Problem — Can you shorten the paragraph in the forum thread that begins "In another terminal, I launched" into a list that keeps its main facts?

Extracted text —
--------------------

Corrupted database after automatic snap refresh from lxd 3.14 to lxd 3.15

geodb27 · July 19, 2019, 9:27am

People : hi !
I have two lxd clusters. One of them suffered the upgrade from 3.14 to 3.15, but somehow succeeded to get back online with everything up and running.
Unfortunately, the other did not.
On every node of this cluster (there are 3 of them), the snap process responsible for upgrading lxd hung and I had much troubles to get them all back online.
I had 5 containers on this cluster, and now, only 3 are shown when I issue lxc list.
Considering this, here are the things I tried to get back my two missing containers :

On one of the nodes of the cluster I launched sqlite3 on the global.bak/db.bin and issued .dump so as to have all the data displayed before me.
In another terminal, I launched all the queries that seemed to me that were required to inject all missing data. There were a lot of them, but if I remember correctly, I inserted the missing datas in the tables containers, containers_config, containers_devices, containers_devices_config, containers_profiles, storage_volumes and storage_volumes_config.
after this quite long work, I was able to see some thing correctly displayed for the lost containers when I issued “lxc list” or “lxc config show [container]”. However, lxc start [container] raised an error :

Error: Common start logic: Load go-lxc struct: invalid character ‘I’ looking for beginning of object key string was what I got.

So, from this point, there was nothing more I could do. As suggested on the irc chan, I went to another approach. Here is what I did on every node :

stopped lxd.
backed-up the /var/snap/lxd/common/lxd/database/global folder
dropped the global floder
copied global.bak to global
restarted lxd.

“snap start lxd” took quite a long time (I guess it was upgrading the database to the new format). And… My two containers disappeared once again.

If this can be of any help, these three virtual machines running lxd use ceph as storage backend and so, the rbd devices for my two missing containers are still here.
Of course, I could destroy these two rbd devices and re-create my two missing containers, but this would be the very last solution I could think of.

Any help appreciated to get things running as expected !

freeekanayaka · July 19, 2019, 11:58am

Hello,

please send me a tarball of the database/ directory of all three nodes (with everything, including the global.bak folder). I’ll take a look and see what’s wrong. Email is free dot ekanayaka at canonical dot com

geodb27 · July 19, 2019, 12:24pm

Thanks a lot @freeekanayaka for your help and concern. I do it as soon as I can !

--------------------

Listed records —

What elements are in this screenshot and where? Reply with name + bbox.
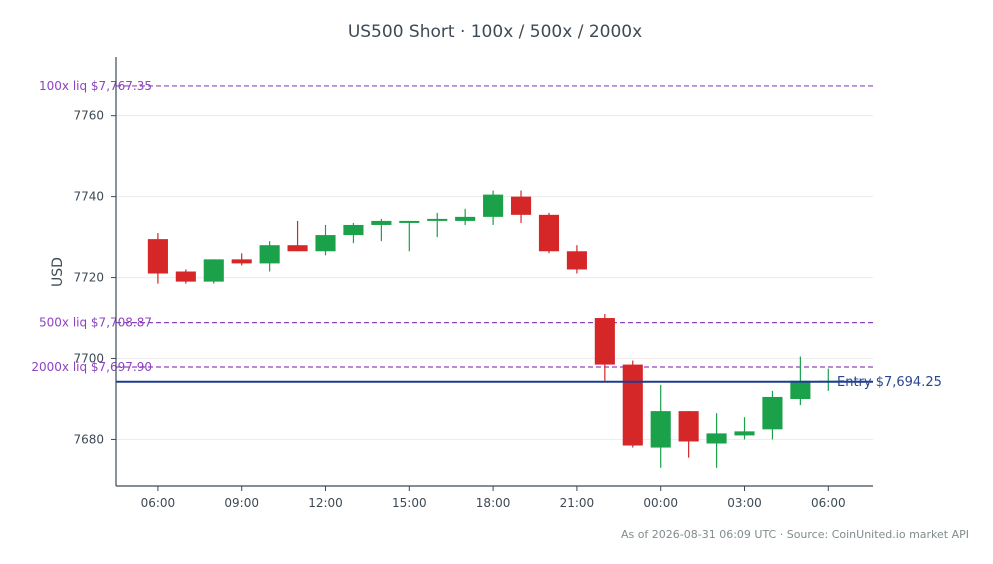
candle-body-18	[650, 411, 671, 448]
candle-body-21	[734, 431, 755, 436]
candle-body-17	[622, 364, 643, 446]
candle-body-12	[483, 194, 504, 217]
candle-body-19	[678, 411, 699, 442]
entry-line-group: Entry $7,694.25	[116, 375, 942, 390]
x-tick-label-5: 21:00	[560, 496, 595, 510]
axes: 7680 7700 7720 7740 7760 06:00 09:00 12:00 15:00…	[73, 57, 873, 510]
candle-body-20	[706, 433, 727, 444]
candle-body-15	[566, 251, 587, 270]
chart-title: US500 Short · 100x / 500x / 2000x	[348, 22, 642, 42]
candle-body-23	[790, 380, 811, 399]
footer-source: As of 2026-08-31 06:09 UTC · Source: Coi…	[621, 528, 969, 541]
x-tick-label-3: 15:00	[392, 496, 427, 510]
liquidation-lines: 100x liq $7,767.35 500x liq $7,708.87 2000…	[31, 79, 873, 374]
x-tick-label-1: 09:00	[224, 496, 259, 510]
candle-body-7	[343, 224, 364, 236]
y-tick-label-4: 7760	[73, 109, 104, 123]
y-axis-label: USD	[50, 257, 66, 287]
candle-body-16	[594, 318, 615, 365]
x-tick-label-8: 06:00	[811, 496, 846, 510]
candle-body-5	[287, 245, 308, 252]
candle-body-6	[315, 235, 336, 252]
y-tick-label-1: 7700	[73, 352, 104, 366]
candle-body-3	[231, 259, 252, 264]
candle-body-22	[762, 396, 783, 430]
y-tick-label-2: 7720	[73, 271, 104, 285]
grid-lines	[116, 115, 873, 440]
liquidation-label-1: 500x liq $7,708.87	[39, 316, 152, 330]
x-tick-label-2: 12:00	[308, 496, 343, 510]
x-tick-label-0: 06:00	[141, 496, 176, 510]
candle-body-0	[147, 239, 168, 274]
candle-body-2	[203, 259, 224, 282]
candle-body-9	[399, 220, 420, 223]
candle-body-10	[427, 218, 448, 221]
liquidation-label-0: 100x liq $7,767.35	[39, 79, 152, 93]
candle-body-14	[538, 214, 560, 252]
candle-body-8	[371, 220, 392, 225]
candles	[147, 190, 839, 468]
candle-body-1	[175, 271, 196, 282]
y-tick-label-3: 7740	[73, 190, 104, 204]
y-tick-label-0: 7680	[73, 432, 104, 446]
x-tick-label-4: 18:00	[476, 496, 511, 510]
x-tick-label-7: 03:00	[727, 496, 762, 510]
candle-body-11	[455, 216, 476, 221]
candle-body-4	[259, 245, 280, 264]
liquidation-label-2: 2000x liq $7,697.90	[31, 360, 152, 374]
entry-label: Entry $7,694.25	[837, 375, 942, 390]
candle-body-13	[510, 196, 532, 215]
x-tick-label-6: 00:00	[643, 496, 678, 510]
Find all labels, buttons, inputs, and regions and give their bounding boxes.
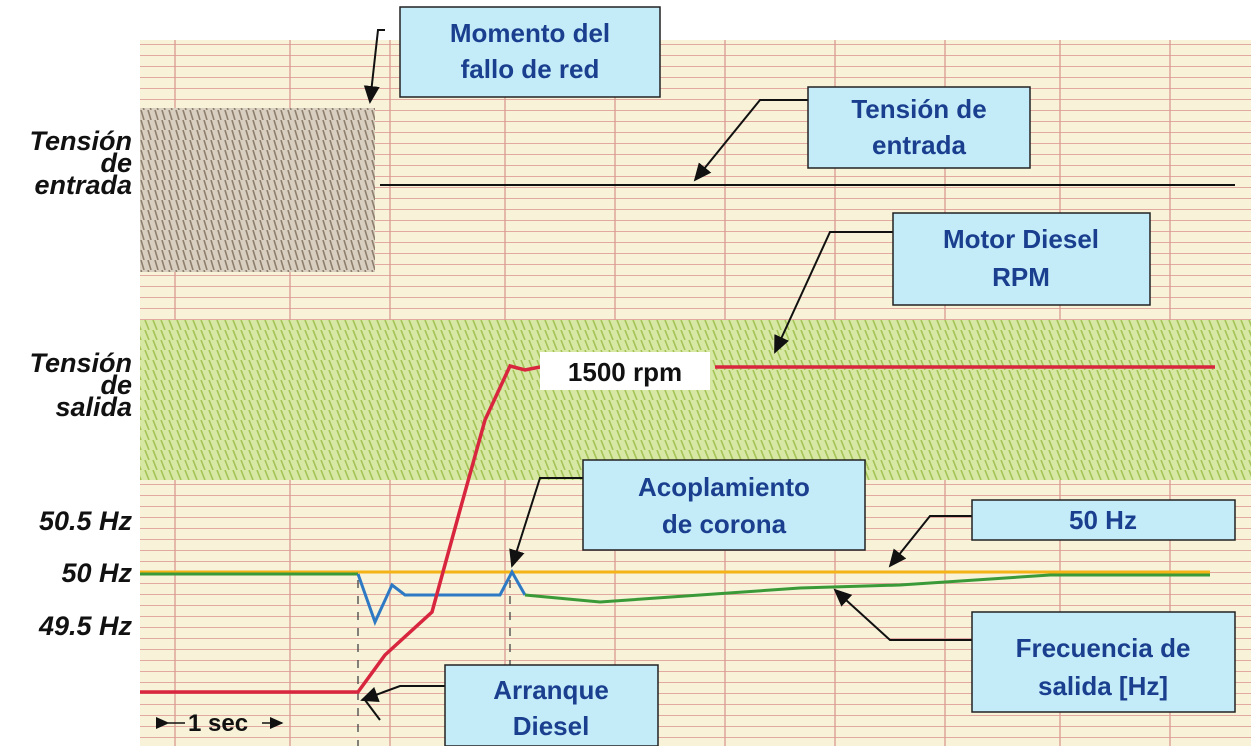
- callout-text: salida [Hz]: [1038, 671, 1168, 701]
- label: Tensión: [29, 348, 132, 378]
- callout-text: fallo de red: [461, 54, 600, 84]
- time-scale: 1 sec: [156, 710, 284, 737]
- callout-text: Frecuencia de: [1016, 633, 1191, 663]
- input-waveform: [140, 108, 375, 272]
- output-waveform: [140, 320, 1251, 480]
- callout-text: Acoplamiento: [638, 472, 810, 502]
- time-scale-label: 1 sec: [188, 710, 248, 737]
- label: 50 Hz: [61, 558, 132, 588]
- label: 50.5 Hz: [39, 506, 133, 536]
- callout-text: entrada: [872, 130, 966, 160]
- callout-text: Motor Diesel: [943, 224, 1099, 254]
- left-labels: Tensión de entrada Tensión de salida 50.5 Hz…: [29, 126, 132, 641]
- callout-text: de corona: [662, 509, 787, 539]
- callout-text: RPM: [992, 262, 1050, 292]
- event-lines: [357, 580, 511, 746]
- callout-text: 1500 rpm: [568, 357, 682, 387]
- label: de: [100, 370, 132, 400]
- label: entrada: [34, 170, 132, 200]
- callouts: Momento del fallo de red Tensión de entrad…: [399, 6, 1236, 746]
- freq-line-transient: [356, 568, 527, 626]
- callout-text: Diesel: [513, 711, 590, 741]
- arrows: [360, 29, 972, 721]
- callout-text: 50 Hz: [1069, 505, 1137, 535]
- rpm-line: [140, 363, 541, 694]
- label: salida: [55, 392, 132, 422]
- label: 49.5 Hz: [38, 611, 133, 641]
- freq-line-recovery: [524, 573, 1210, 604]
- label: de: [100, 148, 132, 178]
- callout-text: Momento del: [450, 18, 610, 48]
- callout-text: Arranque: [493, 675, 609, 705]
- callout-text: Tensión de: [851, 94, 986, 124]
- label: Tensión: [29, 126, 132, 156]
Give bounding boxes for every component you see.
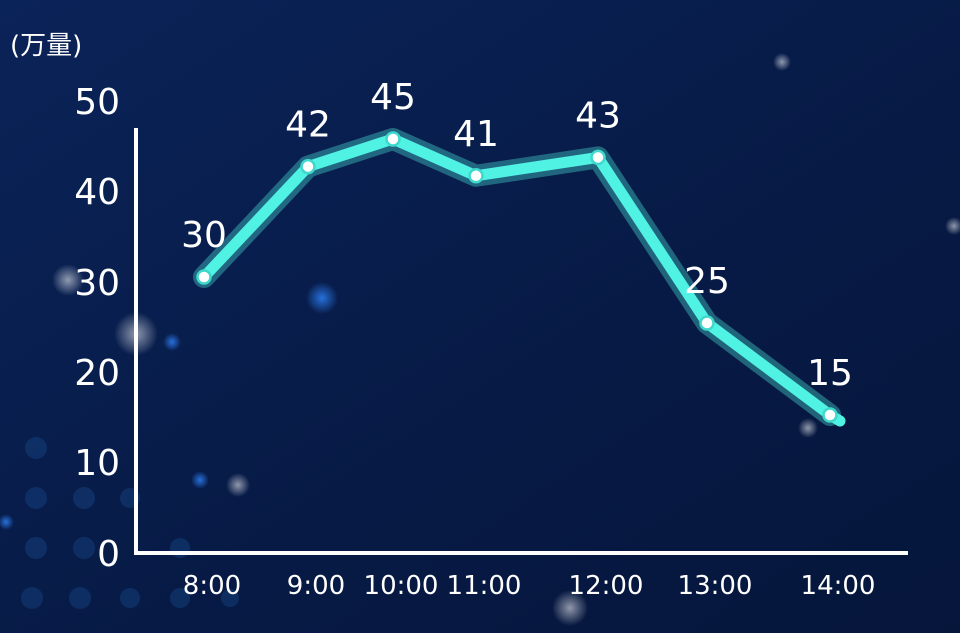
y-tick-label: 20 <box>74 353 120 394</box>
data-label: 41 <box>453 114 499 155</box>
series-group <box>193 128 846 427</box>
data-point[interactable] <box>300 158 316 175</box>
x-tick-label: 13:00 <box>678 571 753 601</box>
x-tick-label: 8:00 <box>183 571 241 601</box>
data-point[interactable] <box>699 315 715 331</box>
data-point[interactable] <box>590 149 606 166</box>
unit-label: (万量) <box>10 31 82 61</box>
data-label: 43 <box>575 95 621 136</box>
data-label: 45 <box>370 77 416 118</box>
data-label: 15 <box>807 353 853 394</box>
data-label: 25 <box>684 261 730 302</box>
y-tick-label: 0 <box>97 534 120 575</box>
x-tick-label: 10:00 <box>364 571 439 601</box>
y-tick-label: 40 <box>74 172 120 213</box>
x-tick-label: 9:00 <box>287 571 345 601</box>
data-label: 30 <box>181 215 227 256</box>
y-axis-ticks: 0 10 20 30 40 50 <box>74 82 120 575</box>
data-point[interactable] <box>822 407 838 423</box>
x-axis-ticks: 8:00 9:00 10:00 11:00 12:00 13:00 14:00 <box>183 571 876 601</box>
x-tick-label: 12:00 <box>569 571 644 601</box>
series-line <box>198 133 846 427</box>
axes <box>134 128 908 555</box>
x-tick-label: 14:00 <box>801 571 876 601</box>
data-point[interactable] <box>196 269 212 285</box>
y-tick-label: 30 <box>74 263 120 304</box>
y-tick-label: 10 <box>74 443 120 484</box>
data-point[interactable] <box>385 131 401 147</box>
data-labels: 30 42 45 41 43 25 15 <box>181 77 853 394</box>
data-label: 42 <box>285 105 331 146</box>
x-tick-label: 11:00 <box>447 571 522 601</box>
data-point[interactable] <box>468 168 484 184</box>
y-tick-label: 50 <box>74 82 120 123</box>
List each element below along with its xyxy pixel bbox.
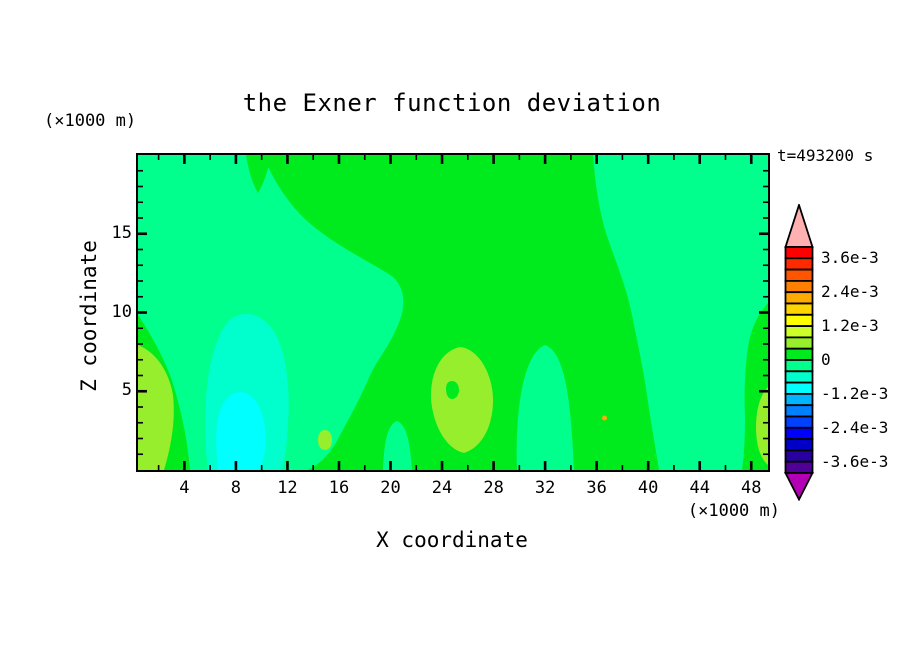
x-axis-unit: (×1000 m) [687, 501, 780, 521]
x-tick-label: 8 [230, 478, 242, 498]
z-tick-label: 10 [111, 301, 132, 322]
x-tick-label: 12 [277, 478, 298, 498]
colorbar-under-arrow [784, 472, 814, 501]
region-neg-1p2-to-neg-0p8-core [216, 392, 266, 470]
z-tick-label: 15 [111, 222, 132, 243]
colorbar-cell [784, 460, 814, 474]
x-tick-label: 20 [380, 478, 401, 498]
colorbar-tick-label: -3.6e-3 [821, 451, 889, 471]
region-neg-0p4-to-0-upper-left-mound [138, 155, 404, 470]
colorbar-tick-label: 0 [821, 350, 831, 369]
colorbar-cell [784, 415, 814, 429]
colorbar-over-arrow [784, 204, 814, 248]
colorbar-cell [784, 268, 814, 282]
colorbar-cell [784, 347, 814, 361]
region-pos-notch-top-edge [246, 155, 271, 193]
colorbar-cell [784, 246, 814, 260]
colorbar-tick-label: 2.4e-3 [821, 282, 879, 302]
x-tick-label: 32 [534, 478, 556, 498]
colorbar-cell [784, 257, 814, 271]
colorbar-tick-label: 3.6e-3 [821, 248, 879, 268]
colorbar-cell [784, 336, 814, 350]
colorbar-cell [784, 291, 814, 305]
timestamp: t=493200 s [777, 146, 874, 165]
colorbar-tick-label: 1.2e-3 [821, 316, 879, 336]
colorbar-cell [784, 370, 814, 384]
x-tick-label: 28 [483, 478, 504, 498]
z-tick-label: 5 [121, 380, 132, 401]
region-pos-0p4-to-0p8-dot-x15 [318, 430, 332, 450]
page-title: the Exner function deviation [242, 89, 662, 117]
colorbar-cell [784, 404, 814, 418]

--------------------

Correct output —
- In a second terminal, the poster ran every query that seemed necessary to inject the missing data, and there were many of them.
- As the poster recalls, the missing data was inserted into these tables:
  - containers
  - containers_config
  - containers_devices
  - containers_devices_config
  - containers_profiles
  - storage_volumes
  - storage_volumes_config